— BEGIN Source text —

Going Back to Engineering?
JoeLinux asks: "I am a Systems Engineer for a Big Engineering Company(tm). I've been in the position for four years after getting my undergrad in Electrical Engineering. I've finally come to the conclusion that I will never see any form of technical challenge despite the continued promise of such. The problem is that almost all engineers usually make the transition the other way (E.E. to Systems). Seeing as Systems is looked at as a possible gateway to the dark side (Management), is there any going back to 'real' engineering? Have any readers successfully made the transition? How do you justify what would typically be considered a step back?"
Either get a hobby doing challenging projects or strike out on your own and do consulting in a field that you particularly enjoy.
Join an OSS developers list and start hacking. Buy some hardware and get to porting. Write the next great killer application.
Whatever you do, don't move backwards in your career. If you think a move back to development is a step backwards, I'd recommend you adjust your attitude a little.
Quit your job, it'll be outsourced by the end of the year anyway. Instead, start a Sourceforge project for a next-generation text editor. Use your newfound freetime to beg for donations on the interweb and be sure to cultivate a dirty GNU/Hippie beard. Don't forget to watch plenty of tentacle hentai for inspiration!

— END Source text —

Aim a:
Echo the rows verbatim, beginning at the first row and continuing down through the row containing "result-time-cell: 01:39,8 [626,740,674,756]", with both ends included.
The rows that follow are unrelated to the passage on returning to engineering.

— BEGIN Dataset records —

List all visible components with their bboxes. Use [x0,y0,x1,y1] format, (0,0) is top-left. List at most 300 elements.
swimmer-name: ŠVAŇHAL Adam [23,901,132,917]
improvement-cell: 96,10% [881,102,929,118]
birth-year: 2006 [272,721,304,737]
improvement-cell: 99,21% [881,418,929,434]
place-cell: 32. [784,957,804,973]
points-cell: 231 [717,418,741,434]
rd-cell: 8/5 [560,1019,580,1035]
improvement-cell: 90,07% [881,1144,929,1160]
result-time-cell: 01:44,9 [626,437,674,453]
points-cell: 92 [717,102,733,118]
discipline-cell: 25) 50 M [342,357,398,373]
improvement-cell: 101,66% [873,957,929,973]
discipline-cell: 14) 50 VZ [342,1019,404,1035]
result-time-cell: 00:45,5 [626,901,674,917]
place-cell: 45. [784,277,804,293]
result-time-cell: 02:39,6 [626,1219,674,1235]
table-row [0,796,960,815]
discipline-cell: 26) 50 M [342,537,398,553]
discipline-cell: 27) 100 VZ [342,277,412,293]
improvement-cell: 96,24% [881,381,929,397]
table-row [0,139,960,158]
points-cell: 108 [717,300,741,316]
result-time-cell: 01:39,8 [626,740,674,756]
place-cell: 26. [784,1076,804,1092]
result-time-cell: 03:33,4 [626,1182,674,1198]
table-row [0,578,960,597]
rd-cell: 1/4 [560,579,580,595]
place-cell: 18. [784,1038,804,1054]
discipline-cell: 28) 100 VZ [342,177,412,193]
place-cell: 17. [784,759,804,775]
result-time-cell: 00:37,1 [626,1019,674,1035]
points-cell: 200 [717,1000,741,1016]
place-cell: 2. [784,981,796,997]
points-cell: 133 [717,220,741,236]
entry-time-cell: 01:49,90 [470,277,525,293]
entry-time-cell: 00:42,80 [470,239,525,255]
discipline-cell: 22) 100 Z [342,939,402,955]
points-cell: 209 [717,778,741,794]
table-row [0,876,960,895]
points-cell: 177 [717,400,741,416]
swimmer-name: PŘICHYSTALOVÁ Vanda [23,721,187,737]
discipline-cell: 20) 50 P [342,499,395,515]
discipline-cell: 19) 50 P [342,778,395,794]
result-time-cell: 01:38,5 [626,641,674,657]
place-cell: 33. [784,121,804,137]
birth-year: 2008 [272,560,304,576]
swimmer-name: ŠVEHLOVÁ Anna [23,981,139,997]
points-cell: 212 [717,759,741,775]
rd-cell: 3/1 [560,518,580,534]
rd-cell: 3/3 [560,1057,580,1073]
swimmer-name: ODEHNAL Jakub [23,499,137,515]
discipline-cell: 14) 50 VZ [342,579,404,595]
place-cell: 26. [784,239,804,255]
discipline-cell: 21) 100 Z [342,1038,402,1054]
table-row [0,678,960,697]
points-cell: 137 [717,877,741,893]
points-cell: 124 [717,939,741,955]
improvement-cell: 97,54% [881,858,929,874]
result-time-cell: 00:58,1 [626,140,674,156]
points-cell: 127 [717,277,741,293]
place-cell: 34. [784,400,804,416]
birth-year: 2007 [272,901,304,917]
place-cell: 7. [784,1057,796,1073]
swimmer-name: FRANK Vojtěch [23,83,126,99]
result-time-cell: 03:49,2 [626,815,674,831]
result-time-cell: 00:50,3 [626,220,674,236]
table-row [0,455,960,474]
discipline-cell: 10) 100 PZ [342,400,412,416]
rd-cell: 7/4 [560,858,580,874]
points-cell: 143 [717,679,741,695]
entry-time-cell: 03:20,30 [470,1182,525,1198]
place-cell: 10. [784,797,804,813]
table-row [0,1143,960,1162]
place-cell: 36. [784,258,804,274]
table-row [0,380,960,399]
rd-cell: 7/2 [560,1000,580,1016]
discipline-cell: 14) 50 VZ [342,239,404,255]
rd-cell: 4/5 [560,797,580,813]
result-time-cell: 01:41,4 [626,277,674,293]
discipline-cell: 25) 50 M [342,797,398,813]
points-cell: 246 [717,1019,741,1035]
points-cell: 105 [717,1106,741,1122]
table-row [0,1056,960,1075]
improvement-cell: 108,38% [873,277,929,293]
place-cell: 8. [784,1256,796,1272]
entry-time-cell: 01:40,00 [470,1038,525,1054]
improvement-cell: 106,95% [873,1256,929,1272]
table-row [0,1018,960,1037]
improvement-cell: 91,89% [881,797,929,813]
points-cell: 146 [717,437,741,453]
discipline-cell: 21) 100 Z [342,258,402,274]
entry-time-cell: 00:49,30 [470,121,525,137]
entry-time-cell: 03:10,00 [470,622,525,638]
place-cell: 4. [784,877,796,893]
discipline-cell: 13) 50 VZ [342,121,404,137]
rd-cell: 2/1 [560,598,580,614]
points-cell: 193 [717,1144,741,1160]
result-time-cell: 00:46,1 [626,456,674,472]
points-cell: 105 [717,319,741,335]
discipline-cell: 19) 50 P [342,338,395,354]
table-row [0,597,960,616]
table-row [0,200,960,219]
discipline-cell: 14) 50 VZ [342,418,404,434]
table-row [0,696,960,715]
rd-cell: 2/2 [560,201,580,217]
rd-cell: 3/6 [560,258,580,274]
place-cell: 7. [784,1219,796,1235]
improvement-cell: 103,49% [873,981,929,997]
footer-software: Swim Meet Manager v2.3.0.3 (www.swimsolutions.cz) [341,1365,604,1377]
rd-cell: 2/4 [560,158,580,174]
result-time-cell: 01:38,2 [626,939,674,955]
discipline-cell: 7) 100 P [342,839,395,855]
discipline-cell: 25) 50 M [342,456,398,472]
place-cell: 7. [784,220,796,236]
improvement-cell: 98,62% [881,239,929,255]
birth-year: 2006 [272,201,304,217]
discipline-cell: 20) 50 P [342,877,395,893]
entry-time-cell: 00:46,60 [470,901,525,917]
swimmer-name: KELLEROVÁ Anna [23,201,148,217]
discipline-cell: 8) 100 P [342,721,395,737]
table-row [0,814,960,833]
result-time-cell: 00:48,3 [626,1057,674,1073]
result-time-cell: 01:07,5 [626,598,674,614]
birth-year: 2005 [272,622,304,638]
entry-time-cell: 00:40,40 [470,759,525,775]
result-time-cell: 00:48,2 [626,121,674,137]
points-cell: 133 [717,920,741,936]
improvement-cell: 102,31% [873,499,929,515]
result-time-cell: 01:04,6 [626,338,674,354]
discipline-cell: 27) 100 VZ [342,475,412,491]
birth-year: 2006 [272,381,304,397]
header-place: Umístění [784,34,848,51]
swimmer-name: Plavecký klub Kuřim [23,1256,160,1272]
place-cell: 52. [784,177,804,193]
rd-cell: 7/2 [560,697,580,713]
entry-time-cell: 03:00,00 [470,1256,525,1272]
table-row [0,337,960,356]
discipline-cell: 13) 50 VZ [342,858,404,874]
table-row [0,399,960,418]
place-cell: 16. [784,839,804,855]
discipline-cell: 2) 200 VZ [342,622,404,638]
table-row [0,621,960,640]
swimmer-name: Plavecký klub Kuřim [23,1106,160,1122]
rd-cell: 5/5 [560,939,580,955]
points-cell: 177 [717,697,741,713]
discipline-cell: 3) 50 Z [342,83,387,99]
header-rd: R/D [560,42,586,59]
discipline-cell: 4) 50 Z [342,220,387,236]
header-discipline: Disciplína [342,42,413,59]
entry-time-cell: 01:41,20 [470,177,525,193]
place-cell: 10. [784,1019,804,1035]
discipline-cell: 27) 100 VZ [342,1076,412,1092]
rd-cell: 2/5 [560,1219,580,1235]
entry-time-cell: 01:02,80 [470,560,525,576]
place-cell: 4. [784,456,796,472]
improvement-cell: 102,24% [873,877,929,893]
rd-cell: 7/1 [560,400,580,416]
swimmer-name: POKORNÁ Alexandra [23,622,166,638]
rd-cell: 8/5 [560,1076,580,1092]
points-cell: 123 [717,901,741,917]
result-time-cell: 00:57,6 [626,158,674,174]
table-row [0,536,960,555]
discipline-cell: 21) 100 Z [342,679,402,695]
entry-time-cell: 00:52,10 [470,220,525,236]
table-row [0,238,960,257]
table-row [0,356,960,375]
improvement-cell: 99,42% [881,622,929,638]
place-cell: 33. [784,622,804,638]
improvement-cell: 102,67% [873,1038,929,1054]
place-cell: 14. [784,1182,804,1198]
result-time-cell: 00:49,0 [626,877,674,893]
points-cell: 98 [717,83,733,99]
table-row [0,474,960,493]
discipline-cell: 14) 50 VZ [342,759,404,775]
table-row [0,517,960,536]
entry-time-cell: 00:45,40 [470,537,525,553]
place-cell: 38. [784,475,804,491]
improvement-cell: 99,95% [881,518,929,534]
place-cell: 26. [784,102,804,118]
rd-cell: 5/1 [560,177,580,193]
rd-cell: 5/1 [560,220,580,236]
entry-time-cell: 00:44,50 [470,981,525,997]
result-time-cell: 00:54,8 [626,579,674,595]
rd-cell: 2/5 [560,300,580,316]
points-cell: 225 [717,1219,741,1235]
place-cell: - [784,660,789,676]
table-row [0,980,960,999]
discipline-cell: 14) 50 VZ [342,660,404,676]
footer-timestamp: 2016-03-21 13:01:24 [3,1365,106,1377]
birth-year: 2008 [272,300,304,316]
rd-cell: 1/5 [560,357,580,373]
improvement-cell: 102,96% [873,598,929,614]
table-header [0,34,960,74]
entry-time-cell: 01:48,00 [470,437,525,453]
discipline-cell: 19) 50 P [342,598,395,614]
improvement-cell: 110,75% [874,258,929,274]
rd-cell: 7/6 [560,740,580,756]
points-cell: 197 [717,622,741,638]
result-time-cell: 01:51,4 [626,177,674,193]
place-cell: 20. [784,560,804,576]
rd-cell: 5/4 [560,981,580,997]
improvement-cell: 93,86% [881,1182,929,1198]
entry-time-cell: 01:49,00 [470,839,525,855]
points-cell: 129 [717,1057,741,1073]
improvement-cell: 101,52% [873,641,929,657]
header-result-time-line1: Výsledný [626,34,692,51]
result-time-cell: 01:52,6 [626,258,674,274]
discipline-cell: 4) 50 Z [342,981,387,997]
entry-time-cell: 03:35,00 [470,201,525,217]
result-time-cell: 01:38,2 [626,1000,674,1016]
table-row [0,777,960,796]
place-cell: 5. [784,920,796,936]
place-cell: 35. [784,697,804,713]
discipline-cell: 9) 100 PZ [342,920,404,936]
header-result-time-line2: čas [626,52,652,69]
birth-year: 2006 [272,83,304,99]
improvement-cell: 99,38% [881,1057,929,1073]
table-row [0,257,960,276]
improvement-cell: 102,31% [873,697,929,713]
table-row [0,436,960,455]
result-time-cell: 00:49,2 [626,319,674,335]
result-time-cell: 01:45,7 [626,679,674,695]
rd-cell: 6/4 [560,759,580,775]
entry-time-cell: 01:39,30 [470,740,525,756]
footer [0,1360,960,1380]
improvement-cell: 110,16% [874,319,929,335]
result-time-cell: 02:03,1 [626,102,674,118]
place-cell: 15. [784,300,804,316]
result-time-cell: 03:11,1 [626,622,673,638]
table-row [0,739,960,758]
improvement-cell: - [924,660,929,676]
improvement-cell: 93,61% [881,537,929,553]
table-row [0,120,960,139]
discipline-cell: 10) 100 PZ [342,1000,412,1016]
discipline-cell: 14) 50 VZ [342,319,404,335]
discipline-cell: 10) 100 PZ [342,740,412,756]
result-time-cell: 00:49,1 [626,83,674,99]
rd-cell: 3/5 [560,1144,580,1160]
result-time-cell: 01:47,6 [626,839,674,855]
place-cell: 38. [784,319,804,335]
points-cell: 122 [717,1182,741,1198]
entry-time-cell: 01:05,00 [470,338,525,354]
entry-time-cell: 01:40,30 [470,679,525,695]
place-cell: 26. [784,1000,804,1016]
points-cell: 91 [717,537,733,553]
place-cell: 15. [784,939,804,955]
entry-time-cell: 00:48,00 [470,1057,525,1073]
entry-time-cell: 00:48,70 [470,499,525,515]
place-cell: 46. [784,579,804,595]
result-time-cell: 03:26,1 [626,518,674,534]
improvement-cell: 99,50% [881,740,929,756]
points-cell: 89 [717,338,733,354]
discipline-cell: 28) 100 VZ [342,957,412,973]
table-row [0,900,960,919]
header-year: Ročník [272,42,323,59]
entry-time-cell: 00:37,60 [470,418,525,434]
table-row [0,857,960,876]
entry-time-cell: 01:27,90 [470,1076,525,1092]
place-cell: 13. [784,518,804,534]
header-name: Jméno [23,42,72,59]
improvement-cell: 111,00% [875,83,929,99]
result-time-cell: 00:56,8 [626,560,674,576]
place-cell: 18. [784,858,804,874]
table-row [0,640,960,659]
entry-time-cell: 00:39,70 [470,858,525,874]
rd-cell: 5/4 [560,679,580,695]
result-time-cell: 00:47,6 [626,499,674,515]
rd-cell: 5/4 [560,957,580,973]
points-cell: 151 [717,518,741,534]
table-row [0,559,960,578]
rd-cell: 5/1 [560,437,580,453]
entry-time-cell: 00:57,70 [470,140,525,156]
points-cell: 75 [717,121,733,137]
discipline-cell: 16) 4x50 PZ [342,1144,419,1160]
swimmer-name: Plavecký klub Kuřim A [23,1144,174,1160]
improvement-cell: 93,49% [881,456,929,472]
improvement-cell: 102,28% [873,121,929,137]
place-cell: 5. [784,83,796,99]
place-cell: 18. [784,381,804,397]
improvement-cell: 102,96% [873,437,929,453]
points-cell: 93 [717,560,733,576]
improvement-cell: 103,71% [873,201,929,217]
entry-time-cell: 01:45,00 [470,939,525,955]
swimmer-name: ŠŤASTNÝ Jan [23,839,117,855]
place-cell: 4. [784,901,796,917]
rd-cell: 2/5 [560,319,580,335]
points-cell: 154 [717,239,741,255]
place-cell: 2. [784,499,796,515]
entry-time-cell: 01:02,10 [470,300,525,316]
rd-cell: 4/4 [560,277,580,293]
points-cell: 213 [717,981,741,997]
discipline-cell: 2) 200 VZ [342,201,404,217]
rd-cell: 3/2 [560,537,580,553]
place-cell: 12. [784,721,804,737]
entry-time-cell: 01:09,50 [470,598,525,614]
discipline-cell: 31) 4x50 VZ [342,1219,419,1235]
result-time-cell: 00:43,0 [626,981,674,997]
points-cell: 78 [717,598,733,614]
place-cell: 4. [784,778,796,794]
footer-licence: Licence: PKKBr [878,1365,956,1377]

— END Dataset records —

Aim b:
Duplicate the entire passage on returning to engineering word for word.

Exercise output a:
List all visible components with their bboxes. Use [x0,y0,x1,y1] format, (0,0) is top-left. List at most 300 elements.
swimmer-name: ŠVAŇHAL Adam [23,901,132,917]
improvement-cell: 96,10% [881,102,929,118]
birth-year: 2006 [272,721,304,737]
improvement-cell: 99,21% [881,418,929,434]
place-cell: 32. [784,957,804,973]
points-cell: 231 [717,418,741,434]
rd-cell: 8/5 [560,1019,580,1035]
improvement-cell: 90,07% [881,1144,929,1160]
result-time-cell: 01:44,9 [626,437,674,453]
points-cell: 92 [717,102,733,118]
discipline-cell: 25) 50 M [342,357,398,373]
improvement-cell: 101,66% [873,957,929,973]
discipline-cell: 14) 50 VZ [342,1019,404,1035]
result-time-cell: 00:45,5 [626,901,674,917]
place-cell: 45. [784,277,804,293]
result-time-cell: 02:39,6 [626,1219,674,1235]
table-row [0,796,960,815]
discipline-cell: 26) 50 M [342,537,398,553]
discipline-cell: 27) 100 VZ [342,277,412,293]
improvement-cell: 96,24% [881,381,929,397]
table-row [0,139,960,158]
points-cell: 108 [717,300,741,316]
result-time-cell: 01:39,8 [626,740,674,756]

Exercise output b:
Going Back to Engineering?
JoeLinux asks: "I am a Systems Engineer for a Big Engineering Company(tm). I've been in the position for four years after getting my undergrad in Electrical Engineering. I've finally come to the conclusion that I will never see any form of technical challenge despite the continued promise of such. The problem is that almost all engineers usually make the transition the other way (E.E. to Systems). Seeing as Systems is looked at as a possible gateway to the dark side (Management), is there any going back to 'real' engineering? Have any readers successfully made the transition? How do you justify what would typically be considered a step back?"
Either get a hobby doing challenging projects or strike out on your own and do consulting in a field that you particularly enjoy.
Join an OSS developers list and start hacking. Buy some hardware and get to porting. Write the next great killer application.
Whatever you do, don't move backwards in your career. If you think a move back to development is a step backwards, I'd recommend you adjust your attitude a little.
Quit your job, it'll be outsourced by the end of the year anyway. Instead, start a Sourceforge project for a next-generation text editor. Use your newfound freetime to beg for donations on the interweb and be sure to cultivate a dirty GNU/Hippie beard. Don't forget to watch plenty of tentacle hentai for inspiration!